BEGIN

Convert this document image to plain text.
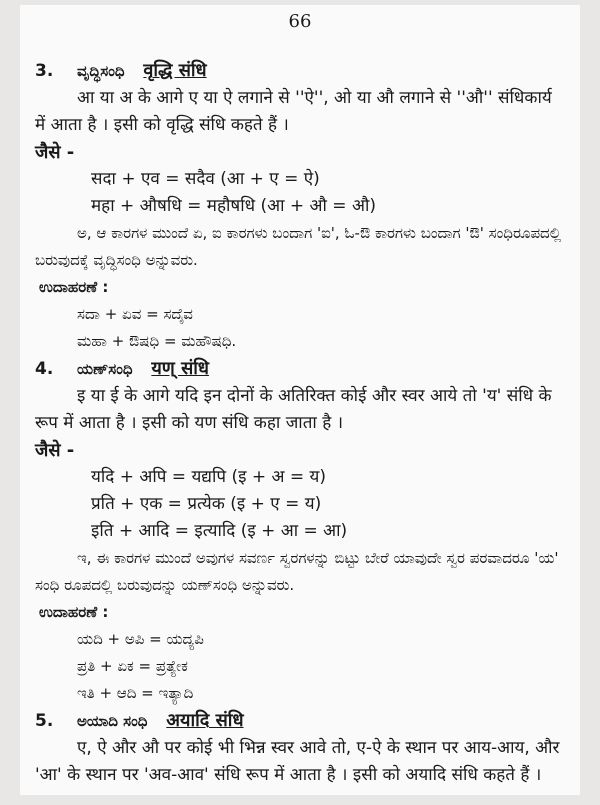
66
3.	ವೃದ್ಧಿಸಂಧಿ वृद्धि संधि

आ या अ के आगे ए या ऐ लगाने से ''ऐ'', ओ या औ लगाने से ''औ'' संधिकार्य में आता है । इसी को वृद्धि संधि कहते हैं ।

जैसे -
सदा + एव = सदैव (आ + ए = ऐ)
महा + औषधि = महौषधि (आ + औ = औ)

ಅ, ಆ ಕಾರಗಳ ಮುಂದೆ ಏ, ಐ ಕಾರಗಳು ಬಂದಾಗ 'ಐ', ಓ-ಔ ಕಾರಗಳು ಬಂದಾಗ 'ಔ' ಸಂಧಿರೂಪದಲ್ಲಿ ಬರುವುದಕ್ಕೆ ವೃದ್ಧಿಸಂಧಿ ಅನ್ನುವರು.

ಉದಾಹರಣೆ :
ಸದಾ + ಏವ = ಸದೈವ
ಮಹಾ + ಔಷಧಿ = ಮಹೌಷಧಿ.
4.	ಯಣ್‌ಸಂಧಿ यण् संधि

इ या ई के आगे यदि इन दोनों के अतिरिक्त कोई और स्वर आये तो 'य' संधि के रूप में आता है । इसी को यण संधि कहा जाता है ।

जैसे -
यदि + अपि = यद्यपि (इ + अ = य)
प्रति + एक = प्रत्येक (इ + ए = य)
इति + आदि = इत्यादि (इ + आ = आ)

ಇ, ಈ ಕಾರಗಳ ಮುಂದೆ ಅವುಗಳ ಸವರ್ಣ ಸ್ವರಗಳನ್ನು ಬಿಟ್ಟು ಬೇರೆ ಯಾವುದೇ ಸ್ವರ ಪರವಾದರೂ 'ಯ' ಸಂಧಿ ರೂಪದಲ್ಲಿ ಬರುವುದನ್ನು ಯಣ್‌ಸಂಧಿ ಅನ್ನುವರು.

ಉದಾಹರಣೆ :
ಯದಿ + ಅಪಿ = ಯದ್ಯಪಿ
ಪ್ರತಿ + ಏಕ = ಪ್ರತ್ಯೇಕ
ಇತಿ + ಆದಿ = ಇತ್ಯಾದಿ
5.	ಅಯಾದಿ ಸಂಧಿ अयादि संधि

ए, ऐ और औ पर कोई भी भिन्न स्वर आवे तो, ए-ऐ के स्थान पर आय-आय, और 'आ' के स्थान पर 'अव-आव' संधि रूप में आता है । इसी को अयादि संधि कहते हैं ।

END
BEGIN

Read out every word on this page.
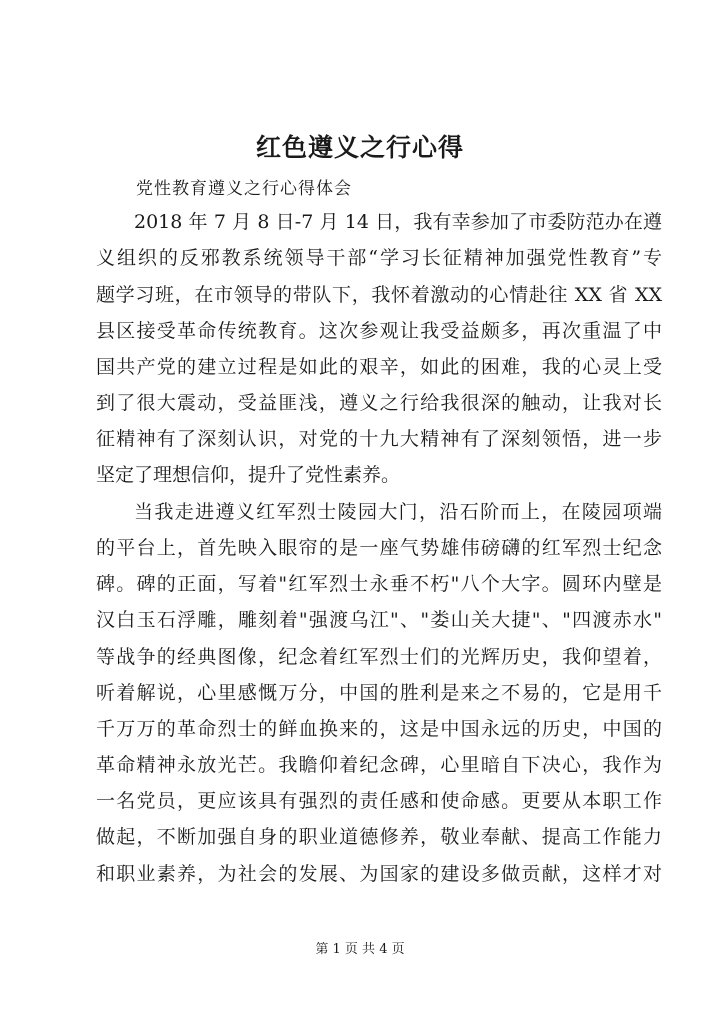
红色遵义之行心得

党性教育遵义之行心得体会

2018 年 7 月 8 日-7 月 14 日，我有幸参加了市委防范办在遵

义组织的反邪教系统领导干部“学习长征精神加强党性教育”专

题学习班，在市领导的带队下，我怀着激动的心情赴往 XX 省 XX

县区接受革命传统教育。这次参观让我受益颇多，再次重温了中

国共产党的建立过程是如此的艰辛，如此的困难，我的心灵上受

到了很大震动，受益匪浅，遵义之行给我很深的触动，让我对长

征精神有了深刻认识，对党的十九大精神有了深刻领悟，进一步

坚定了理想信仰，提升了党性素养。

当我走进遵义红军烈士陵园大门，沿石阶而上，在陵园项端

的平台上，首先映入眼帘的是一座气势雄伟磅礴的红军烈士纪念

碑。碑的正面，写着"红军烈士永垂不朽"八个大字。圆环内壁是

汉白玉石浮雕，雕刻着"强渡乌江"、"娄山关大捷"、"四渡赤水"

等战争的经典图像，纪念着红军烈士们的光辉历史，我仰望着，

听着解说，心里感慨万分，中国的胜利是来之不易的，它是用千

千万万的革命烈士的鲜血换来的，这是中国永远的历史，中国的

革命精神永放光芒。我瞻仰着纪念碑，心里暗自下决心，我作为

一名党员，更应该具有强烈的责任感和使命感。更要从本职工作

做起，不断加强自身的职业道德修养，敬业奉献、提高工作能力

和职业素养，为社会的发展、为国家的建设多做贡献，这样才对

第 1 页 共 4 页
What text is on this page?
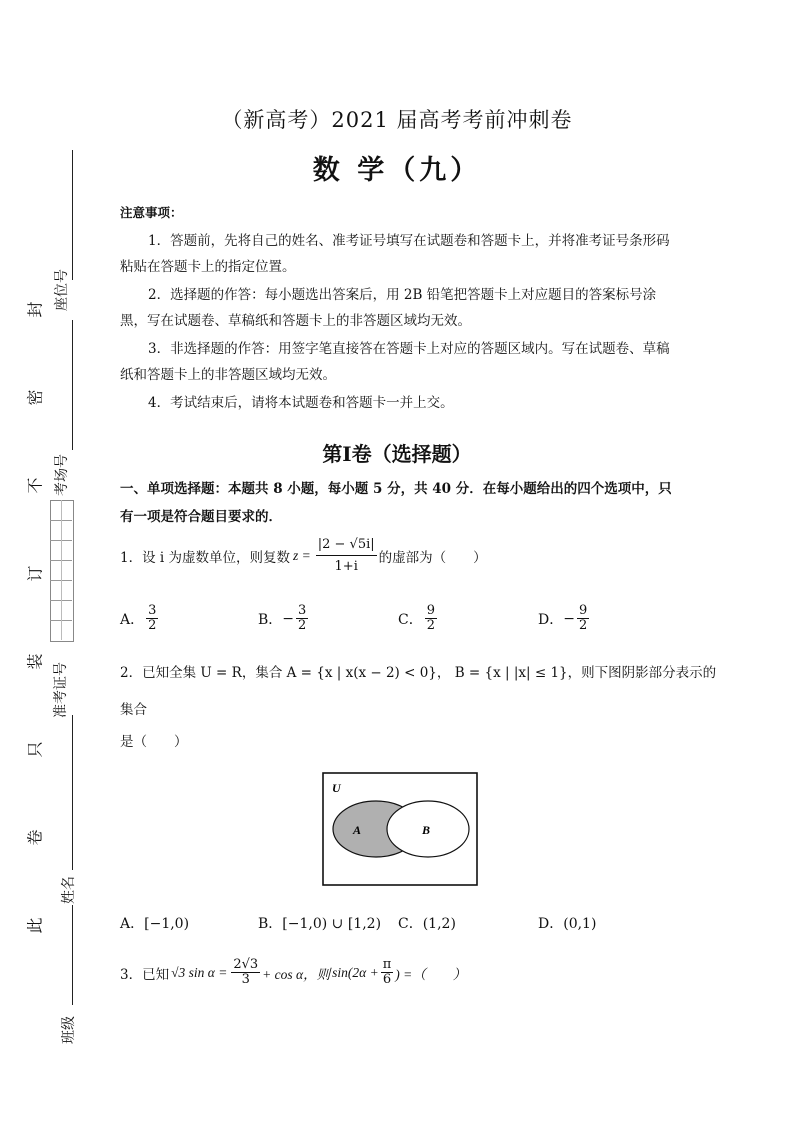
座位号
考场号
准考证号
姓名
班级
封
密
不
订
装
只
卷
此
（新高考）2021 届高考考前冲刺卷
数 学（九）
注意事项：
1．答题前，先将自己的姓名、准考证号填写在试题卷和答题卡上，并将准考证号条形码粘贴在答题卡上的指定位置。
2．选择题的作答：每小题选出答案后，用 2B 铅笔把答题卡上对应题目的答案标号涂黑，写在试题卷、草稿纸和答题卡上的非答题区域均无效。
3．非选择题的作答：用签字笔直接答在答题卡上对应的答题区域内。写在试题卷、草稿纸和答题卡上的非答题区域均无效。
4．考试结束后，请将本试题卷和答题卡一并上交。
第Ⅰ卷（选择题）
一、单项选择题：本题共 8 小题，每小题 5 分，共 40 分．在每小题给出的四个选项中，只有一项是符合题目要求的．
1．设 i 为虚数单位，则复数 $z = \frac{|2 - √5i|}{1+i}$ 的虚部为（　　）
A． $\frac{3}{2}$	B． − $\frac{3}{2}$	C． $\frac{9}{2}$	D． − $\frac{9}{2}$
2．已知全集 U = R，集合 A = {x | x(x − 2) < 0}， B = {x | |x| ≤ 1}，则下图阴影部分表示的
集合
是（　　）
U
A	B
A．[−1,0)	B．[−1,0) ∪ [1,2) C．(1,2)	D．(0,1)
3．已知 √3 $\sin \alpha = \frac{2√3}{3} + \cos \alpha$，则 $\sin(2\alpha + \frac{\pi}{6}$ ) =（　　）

END

[WORK TO DO] Gather up the lines containing the word "frac" from these records and copy them.

[FULL SOLUTION]
1．设 i 为虚数单位，则复数 $z = \frac{|2 - √5i|}{1+i}$ 的虚部为（　　）
A． $\frac{3}{2}$	B． − $\frac{3}{2}$	C． $\frac{9}{2}$	D． − $\frac{9}{2}$
3．已知 √3 $\sin \alpha = \frac{2√3}{3} + \cos \alpha$，则 $\sin(2\alpha + \frac{\pi}{6}$ ) =（　　）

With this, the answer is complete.